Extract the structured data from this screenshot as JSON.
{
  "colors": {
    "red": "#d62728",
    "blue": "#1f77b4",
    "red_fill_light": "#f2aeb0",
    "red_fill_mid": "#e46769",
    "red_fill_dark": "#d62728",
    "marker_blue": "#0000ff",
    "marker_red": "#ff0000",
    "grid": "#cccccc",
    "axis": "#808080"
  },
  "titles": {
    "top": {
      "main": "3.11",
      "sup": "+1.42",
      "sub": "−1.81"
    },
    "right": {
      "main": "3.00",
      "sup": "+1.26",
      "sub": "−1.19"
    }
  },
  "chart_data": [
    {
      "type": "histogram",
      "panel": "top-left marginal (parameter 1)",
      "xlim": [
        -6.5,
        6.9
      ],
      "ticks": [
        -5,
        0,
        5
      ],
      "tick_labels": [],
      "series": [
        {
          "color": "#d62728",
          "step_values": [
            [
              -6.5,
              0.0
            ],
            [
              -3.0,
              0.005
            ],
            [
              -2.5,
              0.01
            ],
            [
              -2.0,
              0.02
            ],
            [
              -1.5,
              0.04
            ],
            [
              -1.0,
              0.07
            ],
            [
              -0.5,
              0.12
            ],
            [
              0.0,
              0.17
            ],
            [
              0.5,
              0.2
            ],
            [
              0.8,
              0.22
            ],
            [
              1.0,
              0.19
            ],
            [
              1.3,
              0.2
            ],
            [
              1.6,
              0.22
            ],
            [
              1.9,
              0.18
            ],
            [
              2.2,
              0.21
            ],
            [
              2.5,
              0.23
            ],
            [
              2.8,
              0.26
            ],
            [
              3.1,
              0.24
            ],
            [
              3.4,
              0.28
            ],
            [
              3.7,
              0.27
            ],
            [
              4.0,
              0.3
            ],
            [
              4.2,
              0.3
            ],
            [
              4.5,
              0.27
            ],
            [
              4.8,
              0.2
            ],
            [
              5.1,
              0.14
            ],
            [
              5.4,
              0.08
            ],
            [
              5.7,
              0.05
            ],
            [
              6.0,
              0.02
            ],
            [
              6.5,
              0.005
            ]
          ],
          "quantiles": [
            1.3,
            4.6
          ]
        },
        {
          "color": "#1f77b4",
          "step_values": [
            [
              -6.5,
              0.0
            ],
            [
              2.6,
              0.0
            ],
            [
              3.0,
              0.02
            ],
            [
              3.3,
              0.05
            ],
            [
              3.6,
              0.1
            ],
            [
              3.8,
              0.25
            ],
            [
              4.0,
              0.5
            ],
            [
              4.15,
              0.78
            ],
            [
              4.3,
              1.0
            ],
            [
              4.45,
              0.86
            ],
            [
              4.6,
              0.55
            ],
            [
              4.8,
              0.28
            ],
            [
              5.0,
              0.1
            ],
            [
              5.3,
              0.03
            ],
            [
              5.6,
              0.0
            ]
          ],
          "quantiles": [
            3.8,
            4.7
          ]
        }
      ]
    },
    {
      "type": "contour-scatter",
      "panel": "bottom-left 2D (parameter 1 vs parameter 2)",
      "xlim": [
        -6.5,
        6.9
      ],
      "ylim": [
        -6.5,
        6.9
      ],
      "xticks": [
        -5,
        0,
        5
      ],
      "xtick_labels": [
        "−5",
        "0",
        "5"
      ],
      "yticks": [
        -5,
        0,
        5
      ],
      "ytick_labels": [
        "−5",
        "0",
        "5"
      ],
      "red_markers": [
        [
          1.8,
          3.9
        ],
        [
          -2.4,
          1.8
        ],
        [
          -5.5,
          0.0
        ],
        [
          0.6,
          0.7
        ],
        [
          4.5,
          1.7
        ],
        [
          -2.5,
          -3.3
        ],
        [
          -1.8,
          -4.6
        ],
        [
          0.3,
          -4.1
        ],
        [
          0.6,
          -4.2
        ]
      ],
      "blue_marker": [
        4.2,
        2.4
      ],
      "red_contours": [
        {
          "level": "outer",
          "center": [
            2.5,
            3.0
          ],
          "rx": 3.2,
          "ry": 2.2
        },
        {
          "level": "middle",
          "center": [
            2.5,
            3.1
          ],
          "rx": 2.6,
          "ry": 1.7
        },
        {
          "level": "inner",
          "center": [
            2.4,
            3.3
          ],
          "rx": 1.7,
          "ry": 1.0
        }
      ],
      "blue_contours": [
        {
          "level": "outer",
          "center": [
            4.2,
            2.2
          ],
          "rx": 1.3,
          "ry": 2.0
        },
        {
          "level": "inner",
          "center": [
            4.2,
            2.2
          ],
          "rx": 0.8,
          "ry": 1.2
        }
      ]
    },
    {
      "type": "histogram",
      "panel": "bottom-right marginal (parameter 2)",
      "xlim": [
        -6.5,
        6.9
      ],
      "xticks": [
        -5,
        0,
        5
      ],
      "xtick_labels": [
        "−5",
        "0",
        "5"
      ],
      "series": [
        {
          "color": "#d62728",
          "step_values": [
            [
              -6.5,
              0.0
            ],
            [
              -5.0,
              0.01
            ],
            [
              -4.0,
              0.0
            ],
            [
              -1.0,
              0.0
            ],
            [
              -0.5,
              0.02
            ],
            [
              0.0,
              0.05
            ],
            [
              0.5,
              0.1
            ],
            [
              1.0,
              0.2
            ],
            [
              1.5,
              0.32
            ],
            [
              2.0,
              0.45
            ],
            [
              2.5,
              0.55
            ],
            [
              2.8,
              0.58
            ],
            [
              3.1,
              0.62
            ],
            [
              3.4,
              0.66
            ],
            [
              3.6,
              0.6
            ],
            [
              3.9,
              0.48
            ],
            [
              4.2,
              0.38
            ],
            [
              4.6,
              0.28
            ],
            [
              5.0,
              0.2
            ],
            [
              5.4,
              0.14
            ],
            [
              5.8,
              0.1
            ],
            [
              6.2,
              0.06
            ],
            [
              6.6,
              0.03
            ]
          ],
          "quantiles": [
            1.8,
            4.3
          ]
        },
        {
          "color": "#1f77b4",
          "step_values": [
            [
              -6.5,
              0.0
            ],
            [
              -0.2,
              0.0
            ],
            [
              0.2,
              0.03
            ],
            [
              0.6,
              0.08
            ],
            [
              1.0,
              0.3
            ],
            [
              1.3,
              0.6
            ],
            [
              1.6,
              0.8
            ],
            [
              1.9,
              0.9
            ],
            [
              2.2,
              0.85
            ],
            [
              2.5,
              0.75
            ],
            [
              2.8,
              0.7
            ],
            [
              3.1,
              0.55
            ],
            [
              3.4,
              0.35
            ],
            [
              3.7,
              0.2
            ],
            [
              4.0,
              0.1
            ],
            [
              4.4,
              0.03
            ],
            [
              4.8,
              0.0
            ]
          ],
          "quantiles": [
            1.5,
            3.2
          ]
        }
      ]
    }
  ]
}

--- --- ---

Exactly reproduce every line of the data above.

--- Reply ---
Extract the structured data from this screenshot as JSON.
{
  "colors": {
    "red": "#d62728",
    "blue": "#1f77b4",
    "red_fill_light": "#f2aeb0",
    "red_fill_mid": "#e46769",
    "red_fill_dark": "#d62728",
    "marker_blue": "#0000ff",
    "marker_red": "#ff0000",
    "grid": "#cccccc",
    "axis": "#808080"
  },
  "titles": {
    "top": {
      "main": "3.11",
      "sup": "+1.42",
      "sub": "−1.81"
    },
    "right": {
      "main": "3.00",
      "sup": "+1.26",
      "sub": "−1.19"
    }
  },
  "chart_data": [
    {
      "type": "histogram",
      "panel": "top-left marginal (parameter 1)",
      "xlim": [
        -6.5,
        6.9
      ],
      "ticks": [
        -5,
        0,
        5
      ],
      "tick_labels": [],
      "series": [
        {
          "color": "#d62728",
          "step_values": [
            [
              -6.5,
              0.0
            ],
            [
              -3.0,
              0.005
            ],
            [
              -2.5,
              0.01
            ],
            [
              -2.0,
              0.02
            ],
            [
              -1.5,
              0.04
            ],
            [
              -1.0,
              0.07
            ],
            [
              -0.5,
              0.12
            ],
            [
              0.0,
              0.17
            ],
            [
              0.5,
              0.2
            ],
            [
              0.8,
              0.22
            ],
            [
              1.0,
              0.19
            ],
            [
              1.3,
              0.2
            ],
            [
              1.6,
              0.22
            ],
            [
              1.9,
              0.18
            ],
            [
              2.2,
              0.21
            ],
            [
              2.5,
              0.23
            ],
            [
              2.8,
              0.26
            ],
            [
              3.1,
              0.24
            ],
            [
              3.4,
              0.28
            ],
            [
              3.7,
              0.27
            ],
            [
              4.0,
              0.3
            ],
            [
              4.2,
              0.3
            ],
            [
              4.5,
              0.27
            ],
            [
              4.8,
              0.2
            ],
            [
              5.1,
              0.14
            ],
            [
              5.4,
              0.08
            ],
            [
              5.7,
              0.05
            ],
            [
              6.0,
              0.02
            ],
            [
              6.5,
              0.005
            ]
          ],
          "quantiles": [
            1.3,
            4.6
          ]
        },
        {
          "color": "#1f77b4",
          "step_values": [
            [
              -6.5,
              0.0
            ],
            [
              2.6,
              0.0
            ],
            [
              3.0,
              0.02
            ],
            [
              3.3,
              0.05
            ],
            [
              3.6,
              0.1
            ],
            [
              3.8,
              0.25
            ],
            [
              4.0,
              0.5
            ],
            [
              4.15,
              0.78
            ],
            [
              4.3,
              1.0
            ],
            [
              4.45,
              0.86
            ],
            [
              4.6,
              0.55
            ],
            [
              4.8,
              0.28
            ],
            [
              5.0,
              0.1
            ],
            [
              5.3,
              0.03
            ],
            [
              5.6,
              0.0
            ]
          ],
          "quantiles": [
            3.8,
            4.7
          ]
        }
      ]
    },
    {
      "type": "contour-scatter",
      "panel": "bottom-left 2D (parameter 1 vs parameter 2)",
      "xlim": [
        -6.5,
        6.9
      ],
      "ylim": [
        -6.5,
        6.9
      ],
      "xticks": [
        -5,
        0,
        5
      ],
      "xtick_labels": [
        "−5",
        "0",
        "5"
      ],
      "yticks": [
        -5,
        0,
        5
      ],
      "ytick_labels": [
        "−5",
        "0",
        "5"
      ],
      "red_markers": [
        [
          1.8,
          3.9
        ],
        [
          -2.4,
          1.8
        ],
        [
          -5.5,
          0.0
        ],
        [
          0.6,
          0.7
        ],
        [
          4.5,
          1.7
        ],
        [
          -2.5,
          -3.3
        ],
        [
          -1.8,
          -4.6
        ],
        [
          0.3,
          -4.1
        ],
        [
          0.6,
          -4.2
        ]
      ],
      "blue_marker": [
        4.2,
        2.4
      ],
      "red_contours": [
        {
          "level": "outer",
          "center": [
            2.5,
            3.0
          ],
          "rx": 3.2,
          "ry": 2.2
        },
        {
          "level": "middle",
          "center": [
            2.5,
            3.1
          ],
          "rx": 2.6,
          "ry": 1.7
        },
        {
          "level": "inner",
          "center": [
            2.4,
            3.3
          ],
          "rx": 1.7,
          "ry": 1.0
        }
      ],
      "blue_contours": [
        {
          "level": "outer",
          "center": [
            4.2,
            2.2
          ],
          "rx": 1.3,
          "ry": 2.0
        },
        {
          "level": "inner",
          "center": [
            4.2,
            2.2
          ],
          "rx": 0.8,
          "ry": 1.2
        }
      ]
    },
    {
      "type": "histogram",
      "panel": "bottom-right marginal (parameter 2)",
      "xlim": [
        -6.5,
        6.9
      ],
      "xticks": [
        -5,
        0,
        5
      ],
      "xtick_labels": [
        "−5",
        "0",
        "5"
      ],
      "series": [
        {
          "color": "#d62728",
          "step_values": [
            [
              -6.5,
              0.0
            ],
            [
              -5.0,
              0.01
            ],
            [
              -4.0,
              0.0
            ],
            [
              -1.0,
              0.0
            ],
            [
              -0.5,
              0.02
            ],
            [
              0.0,
              0.05
            ],
            [
              0.5,
              0.1
            ],
            [
              1.0,
              0.2
            ],
            [
              1.5,
              0.32
            ],
            [
              2.0,
              0.45
            ],
            [
              2.5,
              0.55
            ],
            [
              2.8,
              0.58
            ],
            [
              3.1,
              0.62
            ],
            [
              3.4,
              0.66
            ],
            [
              3.6,
              0.6
            ],
            [
              3.9,
              0.48
            ],
            [
              4.2,
              0.38
            ],
            [
              4.6,
              0.28
            ],
            [
              5.0,
              0.2
            ],
            [
              5.4,
              0.14
            ],
            [
              5.8,
              0.1
            ],
            [
              6.2,
              0.06
            ],
            [
              6.6,
              0.03
            ]
          ],
          "quantiles": [
            1.8,
            4.3
          ]
        },
        {
          "color": "#1f77b4",
          "step_values": [
            [
              -6.5,
              0.0
            ],
            [
              -0.2,
              0.0
            ],
            [
              0.2,
              0.03
            ],
            [
              0.6,
              0.08
            ],
            [
              1.0,
              0.3
            ],
            [
              1.3,
              0.6
            ],
            [
              1.6,
              0.8
            ],
            [
              1.9,
              0.9
            ],
            [
              2.2,
              0.85
            ],
            [
              2.5,
              0.75
            ],
            [
              2.8,
              0.7
            ],
            [
              3.1,
              0.55
            ],
            [
              3.4,
              0.35
            ],
            [
              3.7,
              0.2
            ],
            [
              4.0,
              0.1
            ],
            [
              4.4,
              0.03
            ],
            [
              4.8,
              0.0
            ]
          ],
          "quantiles": [
            1.5,
            3.2
          ]
        }
      ]
    }
  ]
}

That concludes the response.